Give back the records in full, with every line exactly as it was.

» **Material to process**:
○ ○ ○ ○ ○

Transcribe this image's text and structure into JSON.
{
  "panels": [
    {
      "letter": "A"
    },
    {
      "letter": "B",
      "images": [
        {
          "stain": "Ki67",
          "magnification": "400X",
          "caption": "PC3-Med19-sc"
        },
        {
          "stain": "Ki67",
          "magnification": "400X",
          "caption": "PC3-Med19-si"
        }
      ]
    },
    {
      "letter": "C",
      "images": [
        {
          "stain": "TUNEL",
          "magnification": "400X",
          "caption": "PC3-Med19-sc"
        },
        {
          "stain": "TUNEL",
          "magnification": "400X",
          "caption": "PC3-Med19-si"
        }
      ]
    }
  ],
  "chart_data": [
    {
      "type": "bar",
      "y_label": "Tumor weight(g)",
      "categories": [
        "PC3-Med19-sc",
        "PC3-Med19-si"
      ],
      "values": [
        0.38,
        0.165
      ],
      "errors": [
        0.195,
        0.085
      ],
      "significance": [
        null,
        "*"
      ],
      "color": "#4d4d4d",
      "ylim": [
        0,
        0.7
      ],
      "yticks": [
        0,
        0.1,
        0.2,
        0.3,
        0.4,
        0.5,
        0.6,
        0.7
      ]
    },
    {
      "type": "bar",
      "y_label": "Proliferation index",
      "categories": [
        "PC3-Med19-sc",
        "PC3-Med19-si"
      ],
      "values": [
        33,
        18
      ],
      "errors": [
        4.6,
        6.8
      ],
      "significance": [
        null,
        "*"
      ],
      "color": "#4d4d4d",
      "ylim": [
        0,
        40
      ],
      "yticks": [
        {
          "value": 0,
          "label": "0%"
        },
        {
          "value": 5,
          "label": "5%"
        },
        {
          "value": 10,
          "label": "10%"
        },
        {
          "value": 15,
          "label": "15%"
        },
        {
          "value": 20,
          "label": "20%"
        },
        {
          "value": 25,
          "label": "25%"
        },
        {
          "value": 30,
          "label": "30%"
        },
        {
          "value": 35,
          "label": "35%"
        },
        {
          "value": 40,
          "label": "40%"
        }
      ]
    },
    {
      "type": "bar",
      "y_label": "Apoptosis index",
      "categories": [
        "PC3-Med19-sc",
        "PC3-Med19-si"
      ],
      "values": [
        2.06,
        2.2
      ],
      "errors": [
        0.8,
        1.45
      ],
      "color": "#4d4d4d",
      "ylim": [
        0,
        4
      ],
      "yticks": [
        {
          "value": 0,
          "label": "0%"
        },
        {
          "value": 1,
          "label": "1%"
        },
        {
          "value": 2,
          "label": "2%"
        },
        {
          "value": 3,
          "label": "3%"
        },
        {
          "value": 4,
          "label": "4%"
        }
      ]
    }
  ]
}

○ ○ ○ ○ ○

» **Expected output**:
Transcribe this image's text and structure into JSON.
{
  "panels": [
    {
      "letter": "A"
    },
    {
      "letter": "B",
      "images": [
        {
          "stain": "Ki67",
          "magnification": "400X",
          "caption": "PC3-Med19-sc"
        },
        {
          "stain": "Ki67",
          "magnification": "400X",
          "caption": "PC3-Med19-si"
        }
      ]
    },
    {
      "letter": "C",
      "images": [
        {
          "stain": "TUNEL",
          "magnification": "400X",
          "caption": "PC3-Med19-sc"
        },
        {
          "stain": "TUNEL",
          "magnification": "400X",
          "caption": "PC3-Med19-si"
        }
      ]
    }
  ],
  "chart_data": [
    {
      "type": "bar",
      "y_label": "Tumor weight(g)",
      "categories": [
        "PC3-Med19-sc",
        "PC3-Med19-si"
      ],
      "values": [
        0.38,
        0.165
      ],
      "errors": [
        0.195,
        0.085
      ],
      "significance": [
        null,
        "*"
      ],
      "color": "#4d4d4d",
      "ylim": [
        0,
        0.7
      ],
      "yticks": [
        0,
        0.1,
        0.2,
        0.3,
        0.4,
        0.5,
        0.6,
        0.7
      ]
    },
    {
      "type": "bar",
      "y_label": "Proliferation index",
      "categories": [
        "PC3-Med19-sc",
        "PC3-Med19-si"
      ],
      "values": [
        33,
        18
      ],
      "errors": [
        4.6,
        6.8
      ],
      "significance": [
        null,
        "*"
      ],
      "color": "#4d4d4d",
      "ylim": [
        0,
        40
      ],
      "yticks": [
        {
          "value": 0,
          "label": "0%"
        },
        {
          "value": 5,
          "label": "5%"
        },
        {
          "value": 10,
          "label": "10%"
        },
        {
          "value": 15,
          "label": "15%"
        },
        {
          "value": 20,
          "label": "20%"
        },
        {
          "value": 25,
          "label": "25%"
        },
        {
          "value": 30,
          "label": "30%"
        },
        {
          "value": 35,
          "label": "35%"
        },
        {
          "value": 40,
          "label": "40%"
        }
      ]
    },
    {
      "type": "bar",
      "y_label": "Apoptosis index",
      "categories": [
        "PC3-Med19-sc",
        "PC3-Med19-si"
      ],
      "values": [
        2.06,
        2.2
      ],
      "errors": [
        0.8,
        1.45
      ],
      "color": "#4d4d4d",
      "ylim": [
        0,
        4
      ],
      "yticks": [
        {
          "value": 0,
          "label": "0%"
        },
        {
          "value": 1,
          "label": "1%"
        },
        {
          "value": 2,
          "label": "2%"
        },
        {
          "value": 3,
          "label": "3%"
        },
        {
          "value": 4,
          "label": "4%"
        }
      ]
    }
  ]
}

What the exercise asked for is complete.